> [Records for this exercise]:
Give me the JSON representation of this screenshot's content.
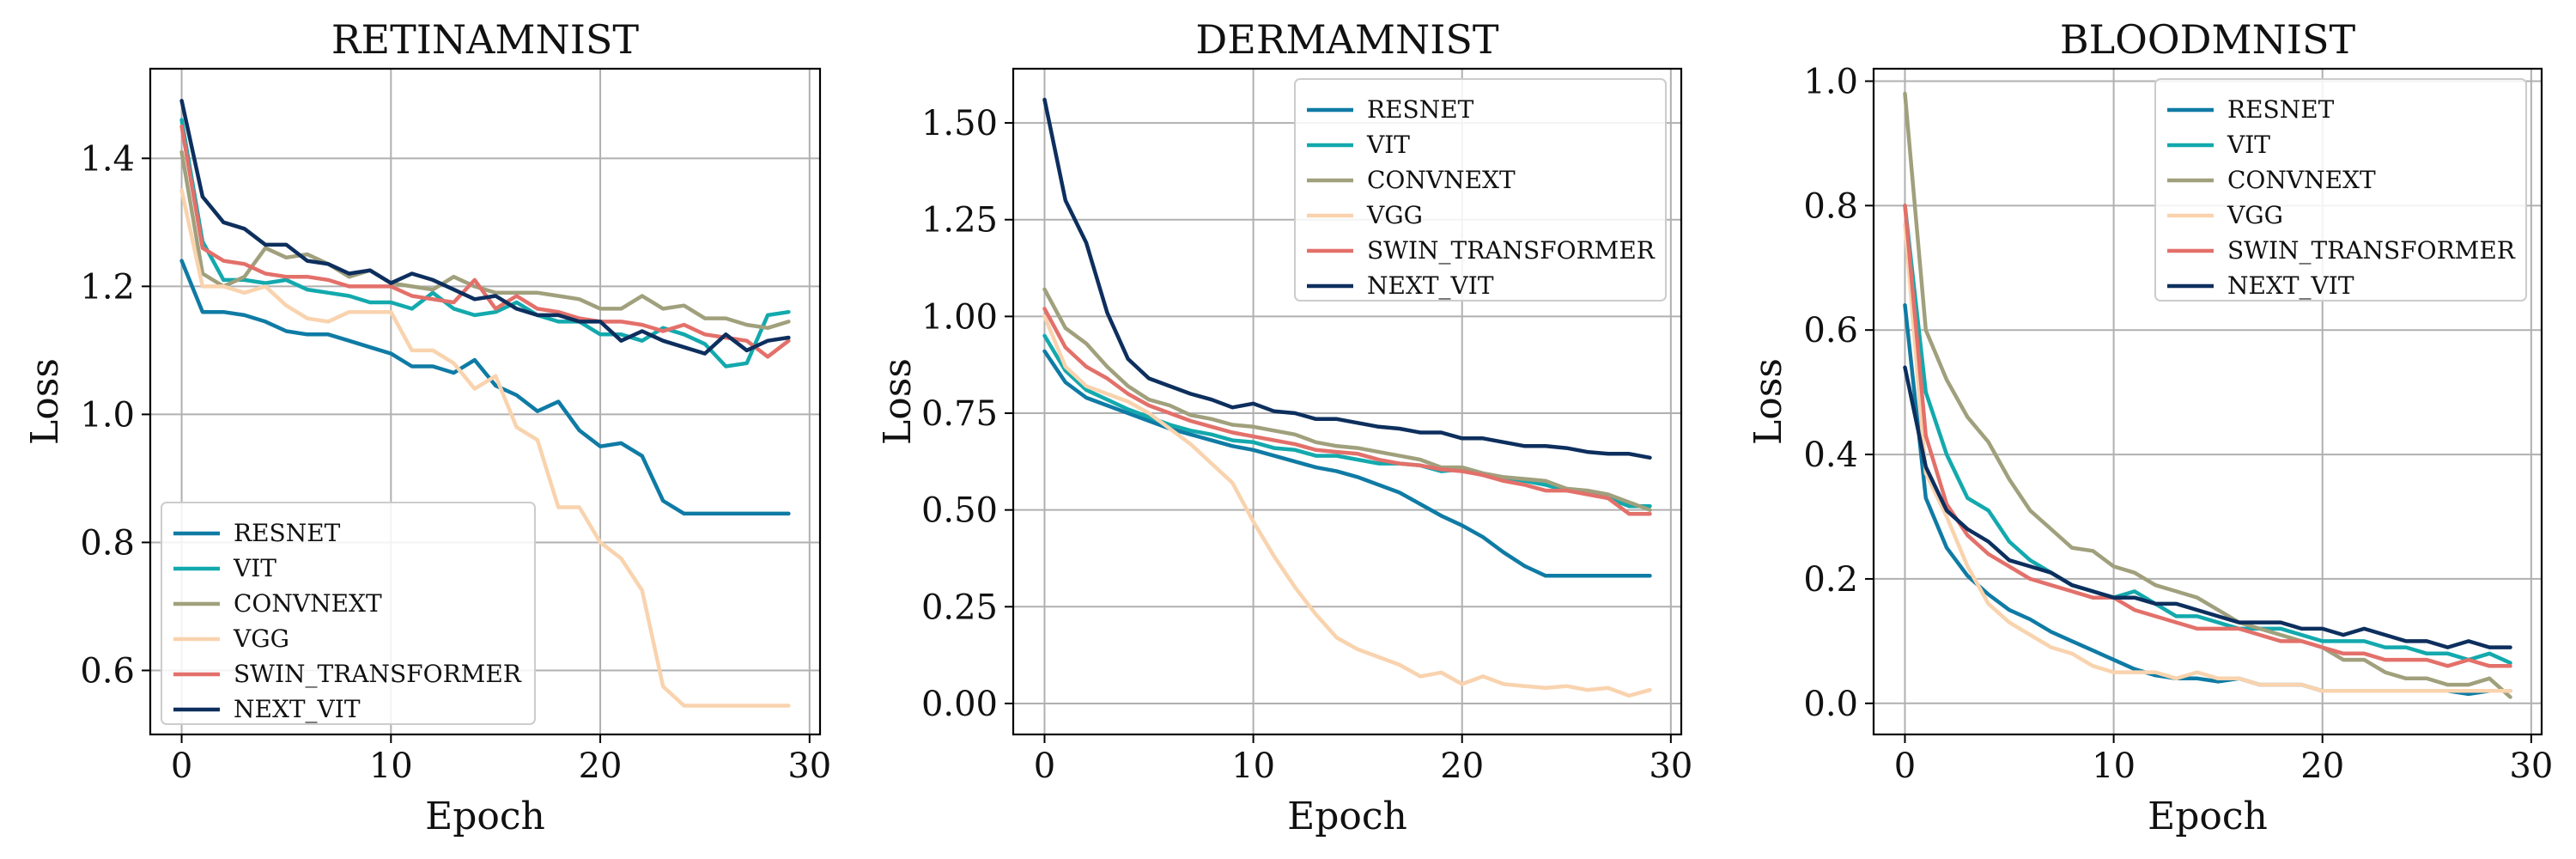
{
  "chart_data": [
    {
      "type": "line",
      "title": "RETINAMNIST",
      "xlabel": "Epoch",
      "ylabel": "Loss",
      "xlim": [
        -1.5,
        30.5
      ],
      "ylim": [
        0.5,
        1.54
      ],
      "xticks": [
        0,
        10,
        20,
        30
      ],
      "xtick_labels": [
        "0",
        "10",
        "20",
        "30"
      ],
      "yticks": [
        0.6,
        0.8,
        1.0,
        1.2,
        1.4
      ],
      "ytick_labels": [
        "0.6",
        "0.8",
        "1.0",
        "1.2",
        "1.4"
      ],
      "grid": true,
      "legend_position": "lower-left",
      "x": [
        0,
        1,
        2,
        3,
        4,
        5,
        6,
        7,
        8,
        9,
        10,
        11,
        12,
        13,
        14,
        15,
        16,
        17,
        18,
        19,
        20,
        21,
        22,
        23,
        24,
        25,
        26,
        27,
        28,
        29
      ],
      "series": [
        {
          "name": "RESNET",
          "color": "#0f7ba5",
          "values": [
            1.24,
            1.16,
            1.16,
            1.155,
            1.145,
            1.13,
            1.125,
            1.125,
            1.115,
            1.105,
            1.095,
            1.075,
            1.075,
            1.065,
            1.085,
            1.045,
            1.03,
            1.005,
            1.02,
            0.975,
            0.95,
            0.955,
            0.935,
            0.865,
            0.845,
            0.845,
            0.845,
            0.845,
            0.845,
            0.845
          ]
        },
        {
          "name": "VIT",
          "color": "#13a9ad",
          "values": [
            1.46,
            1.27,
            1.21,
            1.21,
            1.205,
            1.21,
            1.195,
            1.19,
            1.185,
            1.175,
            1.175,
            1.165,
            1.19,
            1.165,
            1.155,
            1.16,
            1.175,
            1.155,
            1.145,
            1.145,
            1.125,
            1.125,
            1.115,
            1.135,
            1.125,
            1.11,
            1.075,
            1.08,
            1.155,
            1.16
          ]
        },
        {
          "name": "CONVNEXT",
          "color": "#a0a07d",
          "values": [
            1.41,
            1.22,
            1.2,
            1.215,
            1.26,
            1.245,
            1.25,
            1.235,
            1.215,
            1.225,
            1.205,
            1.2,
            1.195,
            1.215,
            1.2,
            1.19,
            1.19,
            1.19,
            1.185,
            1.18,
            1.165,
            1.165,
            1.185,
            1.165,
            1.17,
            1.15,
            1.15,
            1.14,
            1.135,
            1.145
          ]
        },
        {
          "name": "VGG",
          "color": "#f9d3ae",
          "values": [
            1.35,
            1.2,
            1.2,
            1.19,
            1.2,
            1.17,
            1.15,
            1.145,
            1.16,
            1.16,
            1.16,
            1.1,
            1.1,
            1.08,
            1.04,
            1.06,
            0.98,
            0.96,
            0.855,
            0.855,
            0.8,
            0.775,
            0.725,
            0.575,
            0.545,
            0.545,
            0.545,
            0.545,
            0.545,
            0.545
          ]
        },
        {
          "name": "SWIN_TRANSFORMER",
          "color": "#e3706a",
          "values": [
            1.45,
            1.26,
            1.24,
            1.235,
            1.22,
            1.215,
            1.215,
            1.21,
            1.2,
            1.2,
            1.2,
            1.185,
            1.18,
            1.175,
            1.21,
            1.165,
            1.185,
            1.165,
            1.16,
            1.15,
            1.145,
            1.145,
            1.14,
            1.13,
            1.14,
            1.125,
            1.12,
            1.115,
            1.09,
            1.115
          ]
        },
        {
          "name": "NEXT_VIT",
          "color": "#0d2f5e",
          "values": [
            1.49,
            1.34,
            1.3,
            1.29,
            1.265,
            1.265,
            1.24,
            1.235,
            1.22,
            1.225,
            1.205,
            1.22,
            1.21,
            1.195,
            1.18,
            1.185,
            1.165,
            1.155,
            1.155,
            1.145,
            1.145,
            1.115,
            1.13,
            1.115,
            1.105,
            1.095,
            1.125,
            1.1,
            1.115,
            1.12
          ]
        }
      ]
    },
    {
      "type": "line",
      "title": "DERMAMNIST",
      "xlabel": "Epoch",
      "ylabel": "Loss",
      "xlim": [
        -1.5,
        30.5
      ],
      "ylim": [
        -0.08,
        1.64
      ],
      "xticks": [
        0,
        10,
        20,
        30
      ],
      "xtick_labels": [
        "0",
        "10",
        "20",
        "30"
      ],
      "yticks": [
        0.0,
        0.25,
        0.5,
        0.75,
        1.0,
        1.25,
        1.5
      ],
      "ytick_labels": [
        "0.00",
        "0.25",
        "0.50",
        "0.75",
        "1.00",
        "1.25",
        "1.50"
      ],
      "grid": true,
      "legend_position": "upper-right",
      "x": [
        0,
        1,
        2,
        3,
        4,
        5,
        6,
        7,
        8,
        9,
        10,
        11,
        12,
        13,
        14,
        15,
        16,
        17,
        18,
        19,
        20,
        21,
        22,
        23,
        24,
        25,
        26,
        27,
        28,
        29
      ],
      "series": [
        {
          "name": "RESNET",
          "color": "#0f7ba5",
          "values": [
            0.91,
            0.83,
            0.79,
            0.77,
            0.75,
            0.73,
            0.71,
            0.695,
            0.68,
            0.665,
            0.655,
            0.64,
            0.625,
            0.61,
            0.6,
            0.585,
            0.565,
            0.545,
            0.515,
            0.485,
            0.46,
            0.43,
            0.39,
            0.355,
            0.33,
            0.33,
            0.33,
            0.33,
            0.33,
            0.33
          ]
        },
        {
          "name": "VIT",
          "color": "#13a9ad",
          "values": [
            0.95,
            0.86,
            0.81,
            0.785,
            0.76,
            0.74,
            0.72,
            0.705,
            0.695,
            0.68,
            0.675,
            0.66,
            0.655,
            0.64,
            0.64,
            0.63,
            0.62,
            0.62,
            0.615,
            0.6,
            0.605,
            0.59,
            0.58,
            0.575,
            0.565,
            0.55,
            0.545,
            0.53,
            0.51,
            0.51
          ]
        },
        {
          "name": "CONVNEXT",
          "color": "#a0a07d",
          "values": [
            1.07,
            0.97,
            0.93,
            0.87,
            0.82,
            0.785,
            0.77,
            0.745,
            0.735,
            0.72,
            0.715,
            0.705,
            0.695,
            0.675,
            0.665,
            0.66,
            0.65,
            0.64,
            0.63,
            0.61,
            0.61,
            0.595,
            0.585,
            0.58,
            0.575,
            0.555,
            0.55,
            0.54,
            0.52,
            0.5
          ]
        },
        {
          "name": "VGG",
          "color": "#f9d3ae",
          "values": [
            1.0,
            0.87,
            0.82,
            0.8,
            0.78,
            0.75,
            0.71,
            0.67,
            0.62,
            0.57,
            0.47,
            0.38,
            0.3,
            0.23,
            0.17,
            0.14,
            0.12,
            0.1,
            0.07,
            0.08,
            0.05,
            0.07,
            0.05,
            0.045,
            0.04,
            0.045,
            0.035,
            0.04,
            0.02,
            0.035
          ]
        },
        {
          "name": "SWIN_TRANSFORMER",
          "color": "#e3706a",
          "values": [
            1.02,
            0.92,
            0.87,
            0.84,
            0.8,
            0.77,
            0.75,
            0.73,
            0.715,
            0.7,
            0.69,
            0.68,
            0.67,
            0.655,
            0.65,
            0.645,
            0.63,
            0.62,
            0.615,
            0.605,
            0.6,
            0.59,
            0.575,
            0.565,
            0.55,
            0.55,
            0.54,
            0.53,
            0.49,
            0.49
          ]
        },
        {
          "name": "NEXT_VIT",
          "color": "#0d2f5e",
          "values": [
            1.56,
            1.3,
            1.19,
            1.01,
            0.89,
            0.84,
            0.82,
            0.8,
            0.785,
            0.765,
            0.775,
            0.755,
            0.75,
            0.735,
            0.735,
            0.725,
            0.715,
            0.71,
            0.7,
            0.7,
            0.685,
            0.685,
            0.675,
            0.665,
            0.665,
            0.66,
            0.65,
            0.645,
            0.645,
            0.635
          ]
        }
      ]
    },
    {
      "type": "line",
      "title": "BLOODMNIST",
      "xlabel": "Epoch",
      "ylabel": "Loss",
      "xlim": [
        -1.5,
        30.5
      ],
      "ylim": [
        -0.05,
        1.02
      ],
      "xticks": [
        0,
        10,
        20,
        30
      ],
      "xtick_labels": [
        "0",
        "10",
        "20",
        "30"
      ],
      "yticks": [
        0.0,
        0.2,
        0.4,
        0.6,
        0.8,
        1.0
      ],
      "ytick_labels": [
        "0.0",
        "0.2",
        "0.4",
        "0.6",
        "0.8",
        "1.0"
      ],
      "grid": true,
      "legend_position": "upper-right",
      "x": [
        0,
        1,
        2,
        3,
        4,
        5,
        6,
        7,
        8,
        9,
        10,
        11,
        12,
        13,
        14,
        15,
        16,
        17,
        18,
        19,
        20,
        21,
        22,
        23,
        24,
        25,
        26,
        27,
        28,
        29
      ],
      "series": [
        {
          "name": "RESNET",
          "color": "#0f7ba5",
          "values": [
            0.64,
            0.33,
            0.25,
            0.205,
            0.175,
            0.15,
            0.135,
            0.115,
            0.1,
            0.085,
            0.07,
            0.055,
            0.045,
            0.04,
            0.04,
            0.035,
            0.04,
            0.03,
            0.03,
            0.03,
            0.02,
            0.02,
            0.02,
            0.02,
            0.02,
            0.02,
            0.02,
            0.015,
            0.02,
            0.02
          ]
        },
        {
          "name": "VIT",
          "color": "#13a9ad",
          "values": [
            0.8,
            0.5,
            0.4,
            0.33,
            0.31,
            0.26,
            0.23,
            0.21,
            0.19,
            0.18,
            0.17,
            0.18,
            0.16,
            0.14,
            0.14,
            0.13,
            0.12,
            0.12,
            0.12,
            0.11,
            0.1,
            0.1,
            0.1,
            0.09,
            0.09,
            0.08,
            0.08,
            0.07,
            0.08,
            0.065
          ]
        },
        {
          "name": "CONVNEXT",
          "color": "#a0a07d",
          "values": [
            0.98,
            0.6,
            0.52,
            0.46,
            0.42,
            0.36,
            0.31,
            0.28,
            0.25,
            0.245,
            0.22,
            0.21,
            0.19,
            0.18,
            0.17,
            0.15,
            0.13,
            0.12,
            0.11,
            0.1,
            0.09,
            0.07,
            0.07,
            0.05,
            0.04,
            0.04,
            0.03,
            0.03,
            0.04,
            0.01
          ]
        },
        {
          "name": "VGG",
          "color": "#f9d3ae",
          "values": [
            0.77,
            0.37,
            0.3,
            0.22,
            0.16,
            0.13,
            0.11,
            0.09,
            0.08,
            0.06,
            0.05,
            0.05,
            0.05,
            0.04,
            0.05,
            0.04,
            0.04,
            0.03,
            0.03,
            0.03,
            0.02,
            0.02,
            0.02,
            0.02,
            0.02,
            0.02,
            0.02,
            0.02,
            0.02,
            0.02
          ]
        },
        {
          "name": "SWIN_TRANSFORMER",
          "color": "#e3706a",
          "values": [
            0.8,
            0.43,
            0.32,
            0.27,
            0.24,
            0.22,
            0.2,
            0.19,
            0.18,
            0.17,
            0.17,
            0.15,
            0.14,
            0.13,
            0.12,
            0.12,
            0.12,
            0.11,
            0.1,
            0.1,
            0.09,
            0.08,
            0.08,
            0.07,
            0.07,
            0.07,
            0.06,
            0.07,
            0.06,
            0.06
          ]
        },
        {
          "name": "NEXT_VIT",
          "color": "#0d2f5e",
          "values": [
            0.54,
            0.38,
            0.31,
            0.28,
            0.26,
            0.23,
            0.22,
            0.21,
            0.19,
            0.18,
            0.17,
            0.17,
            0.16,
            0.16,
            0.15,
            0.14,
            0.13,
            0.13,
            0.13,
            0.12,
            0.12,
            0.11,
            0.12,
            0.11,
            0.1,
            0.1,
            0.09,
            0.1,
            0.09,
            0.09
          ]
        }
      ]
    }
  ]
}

> [Problem to solve]:
Some lines of the data above may hold the word "title"; report how many do, and nothing else.

> [Task response]:
3